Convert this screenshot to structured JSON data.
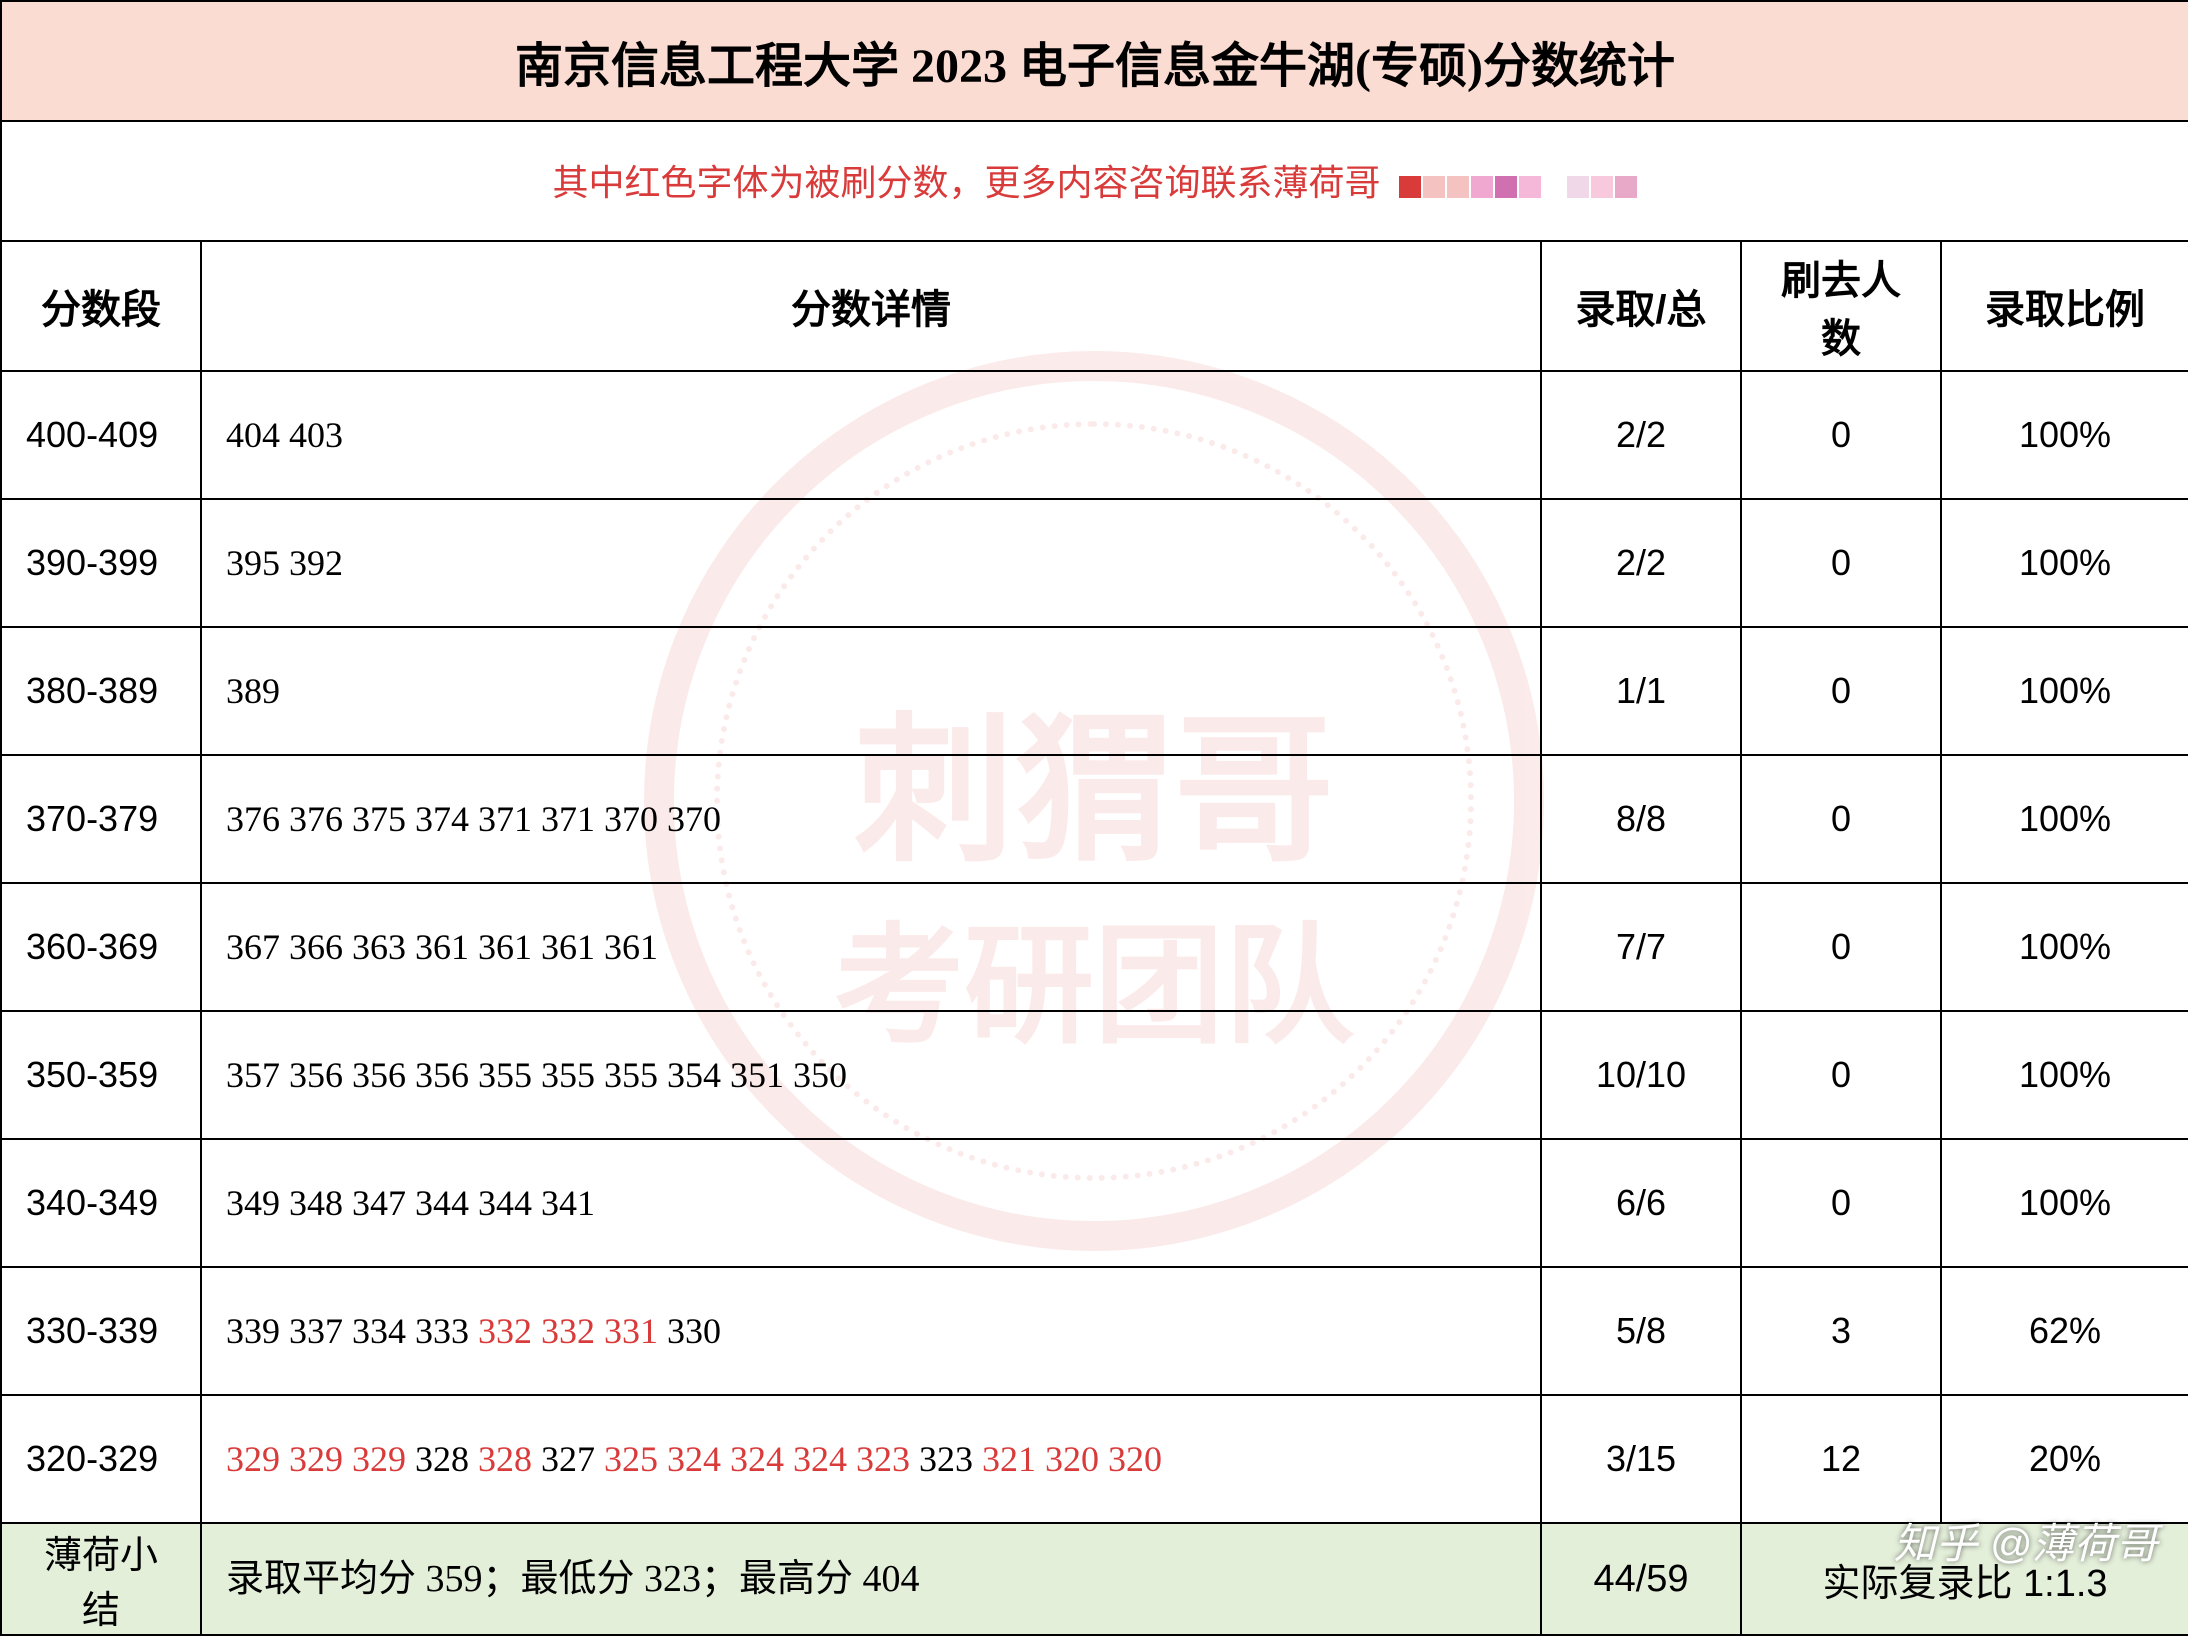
{
  "title": "南京信息工程大学 2023 电子信息金牛湖(专硕)分数统计",
  "note": "其中红色字体为被刷分数，更多内容咨询联系薄荷哥",
  "pixel_colors": [
    "#d93a3a",
    "#f5c2c2",
    "#f5c2c2",
    "#f0a8d0",
    "#d070b0",
    "#f5b8d8",
    "#ffffff",
    "#f0d8e8",
    "#f8c8dc",
    "#e8a8c8"
  ],
  "watermark": {
    "line1": "刺猬哥",
    "line2": "考研团队",
    "circle_color": "#e97a7a"
  },
  "corner_watermark": "知乎 @薄荷哥",
  "columns": {
    "range": "分数段",
    "detail": "分数详情",
    "admit": "录取/总",
    "cut": "刷去人数",
    "ratio": "录取比例"
  },
  "rows": [
    {
      "range": "400-409",
      "scores": [
        {
          "v": "404",
          "r": false
        },
        {
          "v": "403",
          "r": false
        }
      ],
      "admit": "2/2",
      "cut": "0",
      "ratio": "100%"
    },
    {
      "range": "390-399",
      "scores": [
        {
          "v": "395",
          "r": false
        },
        {
          "v": "392",
          "r": false
        }
      ],
      "admit": "2/2",
      "cut": "0",
      "ratio": "100%"
    },
    {
      "range": "380-389",
      "scores": [
        {
          "v": "389",
          "r": false
        }
      ],
      "admit": "1/1",
      "cut": "0",
      "ratio": "100%"
    },
    {
      "range": "370-379",
      "scores": [
        {
          "v": "376",
          "r": false
        },
        {
          "v": "376",
          "r": false
        },
        {
          "v": "375",
          "r": false
        },
        {
          "v": "374",
          "r": false
        },
        {
          "v": "371",
          "r": false
        },
        {
          "v": "371",
          "r": false
        },
        {
          "v": "370",
          "r": false
        },
        {
          "v": "370",
          "r": false
        }
      ],
      "admit": "8/8",
      "cut": "0",
      "ratio": "100%"
    },
    {
      "range": "360-369",
      "scores": [
        {
          "v": "367",
          "r": false
        },
        {
          "v": "366",
          "r": false
        },
        {
          "v": "363",
          "r": false
        },
        {
          "v": "361",
          "r": false
        },
        {
          "v": "361",
          "r": false
        },
        {
          "v": "361",
          "r": false
        },
        {
          "v": "361",
          "r": false
        }
      ],
      "admit": "7/7",
      "cut": "0",
      "ratio": "100%"
    },
    {
      "range": "350-359",
      "scores": [
        {
          "v": "357",
          "r": false
        },
        {
          "v": "356",
          "r": false
        },
        {
          "v": "356",
          "r": false
        },
        {
          "v": "356",
          "r": false
        },
        {
          "v": "355",
          "r": false
        },
        {
          "v": "355",
          "r": false
        },
        {
          "v": "355",
          "r": false
        },
        {
          "v": "354",
          "r": false
        },
        {
          "v": "351",
          "r": false
        },
        {
          "v": "350",
          "r": false
        }
      ],
      "admit": "10/10",
      "cut": "0",
      "ratio": "100%"
    },
    {
      "range": "340-349",
      "scores": [
        {
          "v": "349",
          "r": false
        },
        {
          "v": "348",
          "r": false
        },
        {
          "v": "347",
          "r": false
        },
        {
          "v": "344",
          "r": false
        },
        {
          "v": "344",
          "r": false
        },
        {
          "v": "341",
          "r": false
        }
      ],
      "admit": "6/6",
      "cut": "0",
      "ratio": "100%"
    },
    {
      "range": "330-339",
      "scores": [
        {
          "v": "339",
          "r": false
        },
        {
          "v": "337",
          "r": false
        },
        {
          "v": "334",
          "r": false
        },
        {
          "v": "333",
          "r": false
        },
        {
          "v": "332",
          "r": true
        },
        {
          "v": "332",
          "r": true
        },
        {
          "v": "331",
          "r": true
        },
        {
          "v": "330",
          "r": false
        }
      ],
      "admit": "5/8",
      "cut": "3",
      "ratio": "62%"
    },
    {
      "range": "320-329",
      "scores": [
        {
          "v": "329",
          "r": true
        },
        {
          "v": "329",
          "r": true
        },
        {
          "v": "329",
          "r": true
        },
        {
          "v": "328",
          "r": false
        },
        {
          "v": "328",
          "r": true
        },
        {
          "v": "327",
          "r": false
        },
        {
          "v": "325",
          "r": true
        },
        {
          "v": "324",
          "r": true
        },
        {
          "v": "324",
          "r": true
        },
        {
          "v": "324",
          "r": true
        },
        {
          "v": "323",
          "r": true
        },
        {
          "v": "323",
          "r": false
        },
        {
          "v": "321",
          "r": true
        },
        {
          "v": "320",
          "r": true
        },
        {
          "v": "320",
          "r": true
        }
      ],
      "admit": "3/15",
      "cut": "12",
      "ratio": "20%"
    }
  ],
  "summary": {
    "label": "薄荷小结",
    "detail": "录取平均分 359；最低分 323；最高分 404",
    "admit": "44/59",
    "ratio_text": "实际复录比 1:1.3"
  },
  "colors": {
    "title_bg": "#fadcd2",
    "summary_bg": "#e4efda",
    "rejected_text": "#d93a3a",
    "border": "#000000"
  }
}
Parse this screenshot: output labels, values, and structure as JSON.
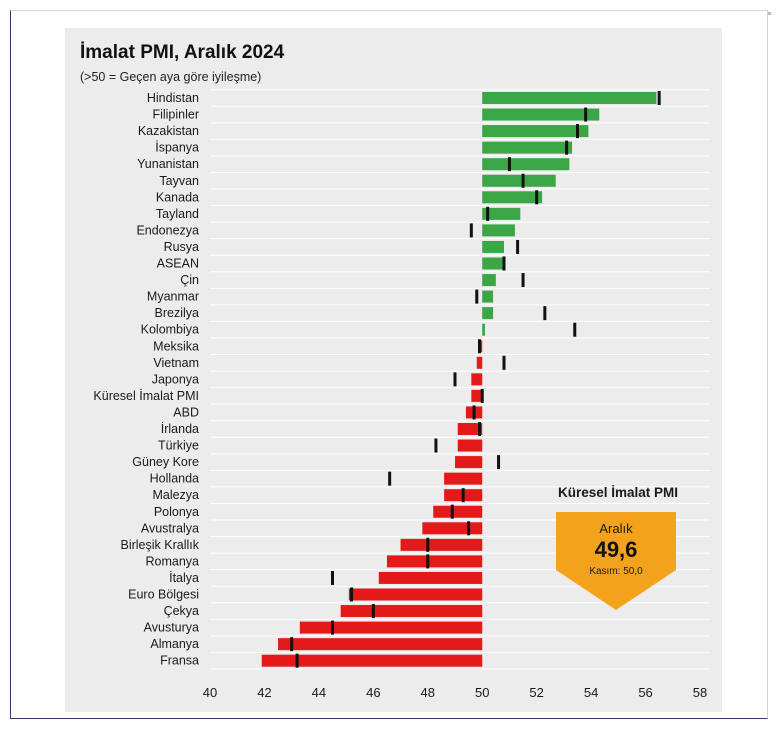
{
  "title": "İmalat PMI, Aralık 2024",
  "subtitle": "(>50 = Geçen aya göre iyileşme)",
  "callout": {
    "title": "Küresel İmalat PMI",
    "label": "Aralık",
    "value": "49,6",
    "previous": "Kasım: 50,0",
    "color": "#f2a21c"
  },
  "colors": {
    "positive": "#3aa645",
    "negative": "#e41a1a",
    "marker": "#111111",
    "panel": "#ececec",
    "grid": "#ffffff"
  },
  "chart_data": {
    "type": "bar",
    "orientation": "horizontal",
    "title": "İmalat PMI, Aralık 2024",
    "subtitle": "(>50 = Geçen aya göre iyileşme)",
    "baseline": 50,
    "xlim": [
      40,
      58
    ],
    "xticks": [
      "40",
      "42",
      "44",
      "46",
      "48",
      "50",
      "52",
      "54",
      "56",
      "58"
    ],
    "grid": true,
    "categories": [
      "Hindistan",
      "Filipinler",
      "Kazakistan",
      "İspanya",
      "Yunanistan",
      "Tayvan",
      "Kanada",
      "Tayland",
      "Endonezya",
      "Rusya",
      "ASEAN",
      "Çin",
      "Myanmar",
      "Brezilya",
      "Kolombiya",
      "Meksika",
      "Vietnam",
      "Japonya",
      "Küresel İmalat PMI",
      "ABD",
      "İrlanda",
      "Türkiye",
      "Güney Kore",
      "Hollanda",
      "Malezya",
      "Polonya",
      "Avustralya",
      "Birleşik Krallık",
      "Romanya",
      "İtalya",
      "Euro Bölgesi",
      "Çekya",
      "Avusturya",
      "Almanya",
      "Fransa"
    ],
    "series": [
      {
        "values": [
          56.4,
          54.3,
          53.9,
          53.3,
          53.2,
          52.7,
          52.2,
          51.4,
          51.2,
          50.8,
          50.8,
          50.5,
          50.4,
          50.4,
          50.1,
          49.9,
          49.8,
          49.6,
          49.6,
          49.4,
          49.1,
          49.1,
          49.0,
          48.6,
          48.6,
          48.2,
          47.8,
          47.0,
          46.5,
          46.2,
          45.1,
          44.8,
          43.3,
          42.5,
          41.9
        ]
      },
      {
        "values": [
          56.5,
          53.8,
          53.5,
          53.1,
          51.0,
          51.5,
          52.0,
          50.2,
          49.6,
          51.3,
          50.8,
          51.5,
          49.8,
          52.3,
          53.4,
          49.9,
          50.8,
          49.0,
          50.0,
          49.7,
          49.9,
          48.3,
          50.6,
          46.6,
          49.3,
          48.9,
          49.5,
          48.0,
          48.0,
          44.5,
          45.2,
          46.0,
          44.5,
          43.0,
          43.2
        ]
      }
    ]
  }
}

=-=-=-=-=

The exercise: Extract all lines from the data in which "detail" is found.

Solution below:
    "detail": "分数详情",
    "detail": "录取平均分 359；最低分 323；最高分 404",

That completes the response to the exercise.